--- START ---
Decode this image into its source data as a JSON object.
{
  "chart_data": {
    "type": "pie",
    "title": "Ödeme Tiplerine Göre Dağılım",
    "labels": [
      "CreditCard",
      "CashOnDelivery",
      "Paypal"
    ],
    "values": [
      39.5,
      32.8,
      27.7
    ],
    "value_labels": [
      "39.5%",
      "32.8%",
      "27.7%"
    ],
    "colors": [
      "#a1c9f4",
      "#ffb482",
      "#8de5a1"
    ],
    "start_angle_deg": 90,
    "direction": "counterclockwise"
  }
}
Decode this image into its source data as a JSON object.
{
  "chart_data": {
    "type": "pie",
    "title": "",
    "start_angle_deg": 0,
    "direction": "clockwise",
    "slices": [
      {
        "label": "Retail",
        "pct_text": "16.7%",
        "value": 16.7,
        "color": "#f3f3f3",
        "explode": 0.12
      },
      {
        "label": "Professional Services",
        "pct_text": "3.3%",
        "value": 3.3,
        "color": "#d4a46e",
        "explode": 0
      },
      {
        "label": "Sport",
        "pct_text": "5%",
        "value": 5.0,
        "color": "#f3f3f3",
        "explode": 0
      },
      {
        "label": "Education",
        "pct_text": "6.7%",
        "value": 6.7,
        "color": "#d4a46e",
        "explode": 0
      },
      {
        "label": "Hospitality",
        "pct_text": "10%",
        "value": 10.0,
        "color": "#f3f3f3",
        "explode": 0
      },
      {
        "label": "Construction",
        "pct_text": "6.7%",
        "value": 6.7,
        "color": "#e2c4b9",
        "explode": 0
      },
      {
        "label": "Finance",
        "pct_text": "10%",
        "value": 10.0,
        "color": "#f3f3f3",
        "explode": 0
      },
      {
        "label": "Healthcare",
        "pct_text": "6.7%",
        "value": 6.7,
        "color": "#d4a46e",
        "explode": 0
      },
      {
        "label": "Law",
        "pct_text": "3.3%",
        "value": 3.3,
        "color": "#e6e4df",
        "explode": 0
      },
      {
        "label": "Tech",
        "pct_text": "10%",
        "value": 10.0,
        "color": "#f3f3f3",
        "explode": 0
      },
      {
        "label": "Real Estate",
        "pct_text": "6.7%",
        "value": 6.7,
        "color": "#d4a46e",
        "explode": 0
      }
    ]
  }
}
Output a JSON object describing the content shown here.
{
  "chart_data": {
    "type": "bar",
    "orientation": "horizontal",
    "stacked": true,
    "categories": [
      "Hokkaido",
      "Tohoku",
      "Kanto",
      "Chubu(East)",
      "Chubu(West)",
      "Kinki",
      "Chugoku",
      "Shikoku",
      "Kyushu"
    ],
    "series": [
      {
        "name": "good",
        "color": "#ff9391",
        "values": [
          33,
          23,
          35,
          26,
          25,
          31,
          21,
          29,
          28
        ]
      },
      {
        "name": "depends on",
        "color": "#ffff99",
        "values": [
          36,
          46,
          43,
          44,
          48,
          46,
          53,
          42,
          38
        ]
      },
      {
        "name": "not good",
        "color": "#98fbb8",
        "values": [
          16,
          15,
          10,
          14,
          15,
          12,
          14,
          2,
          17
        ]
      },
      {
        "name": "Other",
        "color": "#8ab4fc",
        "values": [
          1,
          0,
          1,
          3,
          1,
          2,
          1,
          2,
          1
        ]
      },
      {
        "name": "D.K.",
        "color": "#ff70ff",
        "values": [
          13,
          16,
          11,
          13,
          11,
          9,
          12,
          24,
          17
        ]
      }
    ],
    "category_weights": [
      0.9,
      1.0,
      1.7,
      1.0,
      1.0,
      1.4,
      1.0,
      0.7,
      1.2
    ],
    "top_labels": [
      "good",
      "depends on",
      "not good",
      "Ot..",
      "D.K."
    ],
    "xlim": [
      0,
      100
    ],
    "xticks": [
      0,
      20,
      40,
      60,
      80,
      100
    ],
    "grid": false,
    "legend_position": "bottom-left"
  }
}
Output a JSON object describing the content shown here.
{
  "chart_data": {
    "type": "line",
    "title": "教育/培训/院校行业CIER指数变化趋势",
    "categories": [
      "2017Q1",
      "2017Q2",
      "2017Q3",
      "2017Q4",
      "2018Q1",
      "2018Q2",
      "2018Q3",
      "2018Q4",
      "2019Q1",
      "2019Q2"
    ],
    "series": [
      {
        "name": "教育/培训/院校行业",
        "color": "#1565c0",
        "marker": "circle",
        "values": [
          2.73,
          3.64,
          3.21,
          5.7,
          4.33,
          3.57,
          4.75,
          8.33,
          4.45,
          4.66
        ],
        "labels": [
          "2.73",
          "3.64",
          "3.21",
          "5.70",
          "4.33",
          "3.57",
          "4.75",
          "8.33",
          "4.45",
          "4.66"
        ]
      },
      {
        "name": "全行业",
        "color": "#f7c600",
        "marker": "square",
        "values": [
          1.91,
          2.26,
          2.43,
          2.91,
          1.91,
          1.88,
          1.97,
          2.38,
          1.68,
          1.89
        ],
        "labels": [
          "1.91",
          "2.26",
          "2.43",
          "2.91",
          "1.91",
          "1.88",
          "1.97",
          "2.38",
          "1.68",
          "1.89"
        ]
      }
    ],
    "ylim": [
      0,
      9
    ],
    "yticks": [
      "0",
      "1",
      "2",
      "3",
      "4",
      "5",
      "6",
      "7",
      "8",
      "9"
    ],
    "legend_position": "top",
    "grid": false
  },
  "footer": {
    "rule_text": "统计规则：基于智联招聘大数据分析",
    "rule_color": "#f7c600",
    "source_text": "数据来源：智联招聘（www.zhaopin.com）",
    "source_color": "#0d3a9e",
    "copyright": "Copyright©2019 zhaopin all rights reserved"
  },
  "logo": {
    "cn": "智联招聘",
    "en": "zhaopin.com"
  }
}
--- END ---
Exercise requirements: Using the data above, output each line exactly.

Exercise solution:
Decode this image into its source data as a JSON object.
{
  "chart_data": {
    "type": "pie",
    "title": "Ödeme Tiplerine Göre Dağılım",
    "labels": [
      "CreditCard",
      "CashOnDelivery",
      "Paypal"
    ],
    "values": [
      39.5,
      32.8,
      27.7
    ],
    "value_labels": [
      "39.5%",
      "32.8%",
      "27.7%"
    ],
    "colors": [
      "#a1c9f4",
      "#ffb482",
      "#8de5a1"
    ],
    "start_angle_deg": 90,
    "direction": "counterclockwise"
  }
}
Decode this image into its source data as a JSON object.
{
  "chart_data": {
    "type": "pie",
    "title": "",
    "start_angle_deg": 0,
    "direction": "clockwise",
    "slices": [
      {
        "label": "Retail",
        "pct_text": "16.7%",
        "value": 16.7,
        "color": "#f3f3f3",
        "explode": 0.12
      },
      {
        "label": "Professional Services",
        "pct_text": "3.3%",
        "value": 3.3,
        "color": "#d4a46e",
        "explode": 0
      },
      {
        "label": "Sport",
        "pct_text": "5%",
        "value": 5.0,
        "color": "#f3f3f3",
        "explode": 0
      },
      {
        "label": "Education",
        "pct_text": "6.7%",
        "value": 6.7,
        "color": "#d4a46e",
        "explode": 0
      },
      {
        "label": "Hospitality",
        "pct_text": "10%",
        "value": 10.0,
        "color": "#f3f3f3",
        "explode": 0
      },
      {
        "label": "Construction",
        "pct_text": "6.7%",
        "value": 6.7,
        "color": "#e2c4b9",
        "explode": 0
      },
      {
        "label": "Finance",
        "pct_text": "10%",
        "value": 10.0,
        "color": "#f3f3f3",
        "explode": 0
      },
      {
        "label": "Healthcare",
        "pct_text": "6.7%",
        "value": 6.7,
        "color": "#d4a46e",
        "explode": 0
      },
      {
        "label": "Law",
        "pct_text": "3.3%",
        "value": 3.3,
        "color": "#e6e4df",
        "explode": 0
      },
      {
        "label": "Tech",
        "pct_text": "10%",
        "value": 10.0,
        "color": "#f3f3f3",
        "explode": 0
      },
      {
        "label": "Real Estate",
        "pct_text": "6.7%",
        "value": 6.7,
        "color": "#d4a46e",
        "explode": 0
      }
    ]
  }
}
Output a JSON object describing the content shown here.
{
  "chart_data": {
    "type": "bar",
    "orientation": "horizontal",
    "stacked": true,
    "categories": [
      "Hokkaido",
      "Tohoku",
      "Kanto",
      "Chubu(East)",
      "Chubu(West)",
      "Kinki",
      "Chugoku",
      "Shikoku",
      "Kyushu"
    ],
    "series": [
      {
        "name": "good",
        "color": "#ff9391",
        "values": [
          33,
          23,
          35,
          26,
          25,
          31,
          21,
          29,
          28
        ]
      },
      {
        "name": "depends on",
        "color": "#ffff99",
        "values": [
          36,
          46,
          43,
          44,
          48,
          46,
          53,
          42,
          38
        ]
      },
      {
        "name": "not good",
        "color": "#98fbb8",
        "values": [
          16,
          15,
          10,
          14,
          15,
          12,
          14,
          2,
          17
        ]
      },
      {
        "name": "Other",
        "color": "#8ab4fc",
        "values": [
          1,
          0,
          1,
          3,
          1,
          2,
          1,
          2,
          1
        ]
      },
      {
        "name": "D.K.",
        "color": "#ff70ff",
        "values": [
          13,
          16,
          11,
          13,
          11,
          9,
          12,
          24,
          17
        ]
      }
    ],
    "category_weights": [
      0.9,
      1.0,
      1.7,
      1.0,
      1.0,
      1.4,
      1.0,
      0.7,
      1.2
    ],
    "top_labels": [
      "good",
      "depends on",
      "not good",
      "Ot..",
      "D.K."
    ],
    "xlim": [
      0,
      100
    ],
    "xticks": [
      0,
      20,
      40,
      60,
      80,
      100
    ],
    "grid": false,
    "legend_position": "bottom-left"
  }
}
Output a JSON object describing the content shown here.
{
  "chart_data": {
    "type": "line",
    "title": "教育/培训/院校行业CIER指数变化趋势",
    "categories": [
      "2017Q1",
      "2017Q2",
      "2017Q3",
      "2017Q4",
      "2018Q1",
      "2018Q2",
      "2018Q3",
      "2018Q4",
      "2019Q1",
      "2019Q2"
    ],
    "series": [
      {
        "name": "教育/培训/院校行业",
        "color": "#1565c0",
        "marker": "circle",
        "values": [
          2.73,
          3.64,
          3.21,
          5.7,
          4.33,
          3.57,
          4.75,
          8.33,
          4.45,
          4.66
        ],
        "labels": [
          "2.73",
          "3.64",
          "3.21",
          "5.70",
          "4.33",
          "3.57",
          "4.75",
          "8.33",
          "4.45",
          "4.66"
        ]
      },
      {
        "name": "全行业",
        "color": "#f7c600",
        "marker": "square",
        "values": [
          1.91,
          2.26,
          2.43,
          2.91,
          1.91,
          1.88,
          1.97,
          2.38,
          1.68,
          1.89
        ],
        "labels": [
          "1.91",
          "2.26",
          "2.43",
          "2.91",
          "1.91",
          "1.88",
          "1.97",
          "2.38",
          "1.68",
          "1.89"
        ]
      }
    ],
    "ylim": [
      0,
      9
    ],
    "yticks": [
      "0",
      "1",
      "2",
      "3",
      "4",
      "5",
      "6",
      "7",
      "8",
      "9"
    ],
    "legend_position": "top",
    "grid": false
  },
  "footer": {
    "rule_text": "统计规则：基于智联招聘大数据分析",
    "rule_color": "#f7c600",
    "source_text": "数据来源：智联招聘（www.zhaopin.com）",
    "source_color": "#0d3a9e",
    "copyright": "Copyright©2019 zhaopin all rights reserved"
  },
  "logo": {
    "cn": "智联招聘",
    "en": "zhaopin.com"
  }
}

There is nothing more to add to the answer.